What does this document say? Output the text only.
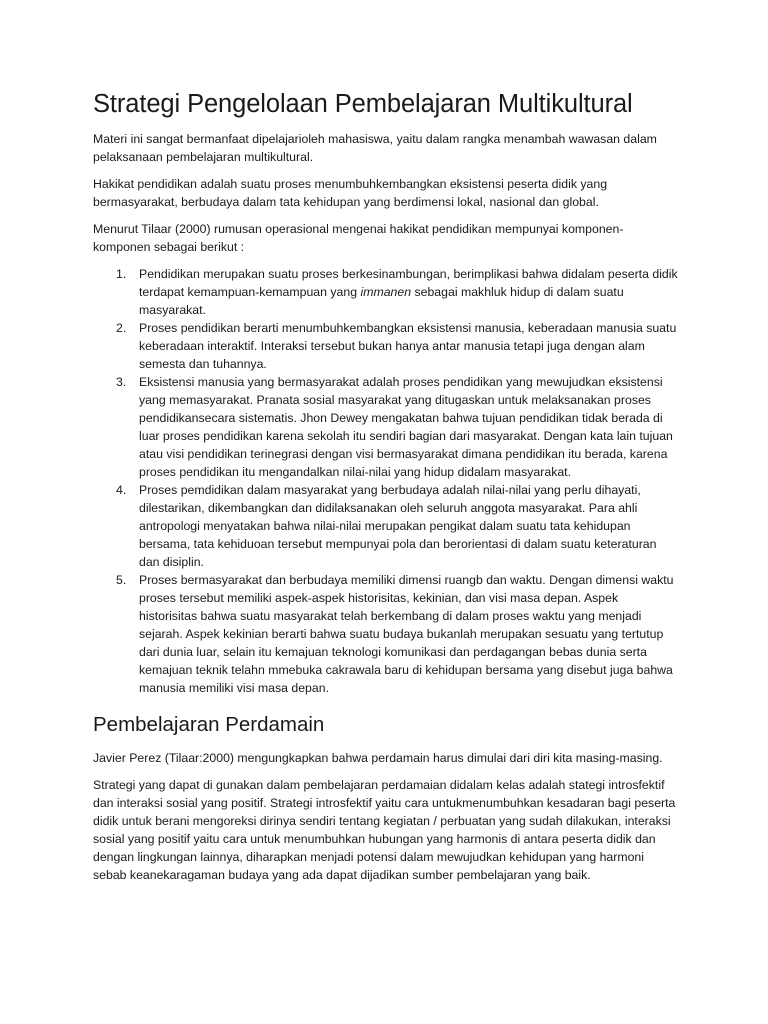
Strategi Pengelolaan Pembelajaran Multikultural

Materi ini sangat bermanfaat dipelajarioleh mahasiswa, yaitu dalam rangka menambah wawasan dalam pelaksanaan pembelajaran multikultural.

Hakikat pendidikan adalah suatu proses menumbuhkembangkan eksistensi peserta didik yang bermasyarakat, berbudaya dalam tata kehidupan yang berdimensi lokal, nasional dan global.

Menurut Tilaar (2000) rumusan operasional mengenai hakikat pendidikan mempunyai komponen-komponen sebagai berikut :

1. Pendidikan merupakan suatu proses berkesinambungan, berimplikasi bahwa didalam peserta didik terdapat kemampuan-kemampuan yang immanen sebagai makhluk hidup di dalam suatu masyarakat.
2. Proses pendidikan berarti menumbuhkembangkan eksistensi manusia, keberadaan manusia suatu keberadaan interaktif. Interaksi tersebut bukan hanya antar manusia tetapi juga dengan alam semesta dan tuhannya.
3. Eksistensi manusia yang bermasyarakat adalah proses pendidikan yang mewujudkan eksistensi yang memasyarakat. Pranata sosial masyarakat yang ditugaskan untuk melaksanakan proses pendidikansecara sistematis. Jhon Dewey mengakatan bahwa tujuan pendidikan tidak berada di luar proses pendidikan karena sekolah itu sendiri bagian dari masyarakat. Dengan kata lain tujuan atau visi pendidikan terinegrasi dengan visi bermasyarakat dimana pendidikan itu berada, karena proses pendidikan itu mengandalkan nilai-nilai yang hidup didalam masyarakat.
4. Proses pemdidikan dalam masyarakat yang berbudaya adalah nilai-nilai yang perlu dihayati, dilestarikan, dikembangkan dan didilaksanakan oleh seluruh anggota masyarakat. Para ahli antropologi menyatakan bahwa nilai-nilai merupakan pengikat dalam suatu tata kehidupan bersama, tata kehiduoan tersebut mempunyai pola dan berorientasi di dalam suatu keteraturan dan disiplin.
5. Proses bermasyarakat dan berbudaya memiliki dimensi ruangb dan waktu. Dengan dimensi waktu proses tersebut memiliki aspek-aspek historisitas, kekinian, dan visi masa depan. Aspek historisitas bahwa suatu masyarakat telah berkembang di dalam proses waktu yang menjadi sejarah. Aspek kekinian berarti bahwa suatu budaya bukanlah merupakan sesuatu yang tertutup dari dunia luar, selain itu kemajuan teknologi komunikasi dan perdagangan bebas dunia serta kemajuan teknik telahn mmebuka cakrawala baru di kehidupan bersama yang disebut juga bahwa manusia memiliki visi masa depan.
Pembelajaran Perdamain

Javier Perez (Tilaar:2000) mengungkapkan bahwa perdamain harus dimulai dari diri kita masing-masing.

Strategi yang dapat di gunakan dalam pembelajaran perdamaian didalam kelas adalah stategi introsfektif dan interaksi sosial yang positif. Strategi introsfektif yaitu cara untukmenumbuhkan kesadaran bagi peserta didik untuk berani mengoreksi dirinya sendiri tentang kegiatan / perbuatan yang sudah dilakukan, interaksi sosial yang positif yaitu cara untuk menumbuhkan hubungan yang harmonis di antara peserta didik dan dengan lingkungan lainnya, diharapkan menjadi potensi dalam mewujudkan kehidupan yang harmoni sebab keanekaragaman budaya yang ada dapat dijadikan sumber pembelajaran yang baik.
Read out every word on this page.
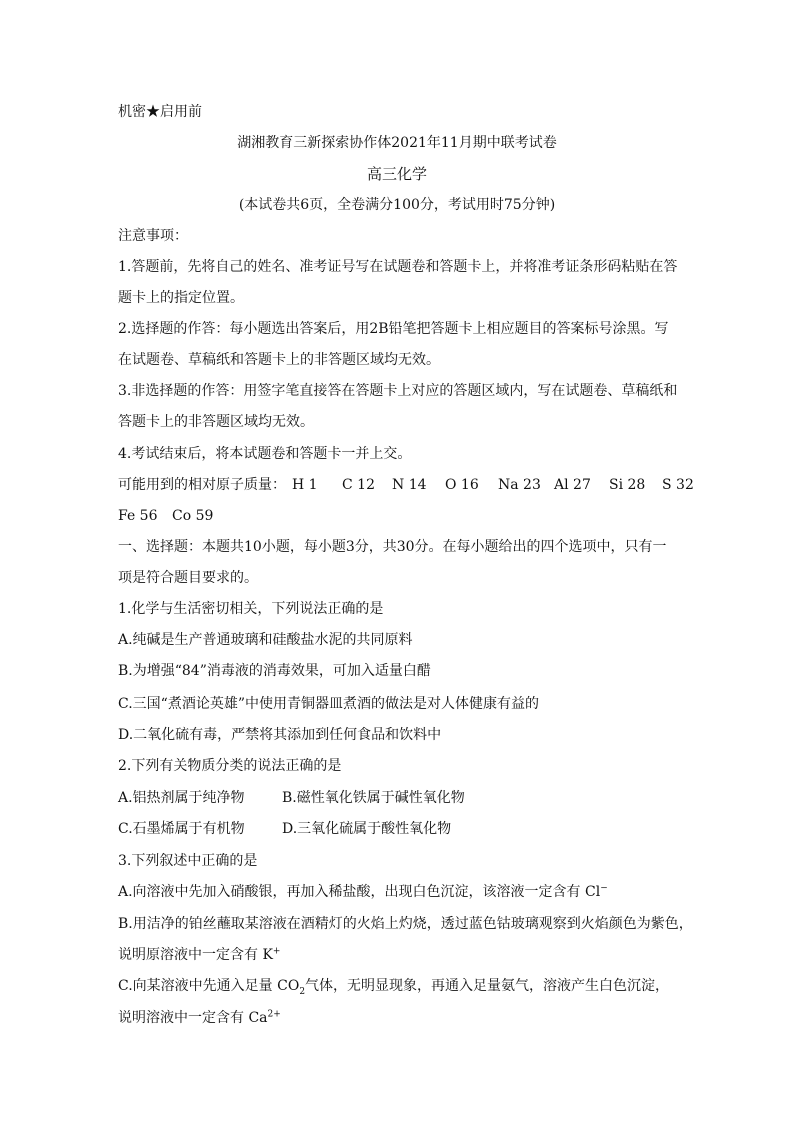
机密★启用前
湖湘教育三新探索协作体2021年11月期中联考试卷
高三化学
(本试卷共6页，全卷满分100分，考试用时75分钟)
注意事项：
1.答题前，先将自己的姓名、准考证号写在试题卷和答题卡上，并将准考证条形码粘贴在答
题卡上的指定位置。
2.选择题的作答：每小题选出答案后，用2B铅笔把答题卡上相应题目的答案标号涂黑。写
在试题卷、草稿纸和答题卡上的非答题区域均无效。
3.非选择题的作答：用签字笔直接答在答题卡上对应的答题区域内，写在试题卷、草稿纸和
答题卡上的非答题区域均无效。
4.考试结束后，将本试题卷和答题卡一并上交。
可能用到的相对原子质量： H 1 C 12 N 14 O 16 Na 23 Al 27 Si 28 S 32
Fe 56 Co 59
一、选择题：本题共10小题，每小题3分，共30分。在每小题给出的四个选项中，只有一
项是符合题目要求的。
1.化学与生活密切相关，下列说法正确的是
A.纯碱是生产普通玻璃和硅酸盐水泥的共同原料
B.为增强“84”消毒液的消毒效果，可加入适量白醋
C.三国“煮酒论英雄”中使用青铜器皿煮酒的做法是对人体健康有益的
D.二氧化硫有毒，严禁将其添加到任何食品和饮料中
2.下列有关物质分类的说法正确的是
A.铝热剂属于纯净物	B.磁性氧化铁属于碱性氧化物
C.石墨烯属于有机物	D.三氧化硫属于酸性氧化物
3.下列叙述中正确的是
A.向溶液中先加入硝酸银，再加入稀盐酸，出现白色沉淀，该溶液一定含有 Cl−
B.用洁净的铂丝蘸取某溶液在酒精灯的火焰上灼烧，透过蓝色钴玻璃观察到火焰颜色为紫色，
说明原溶液中一定含有 K+
C.向某溶液中先通入足量 $CO_2$气体，无明显现象，再通入足量氨气，溶液产生白色沉淀，
说明溶液中一定含有 $Ca^{2+}$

§ **The exercise**
Of all the lines above, how many contain the word "this"? Answer with only the number.

§ **Completed task**
2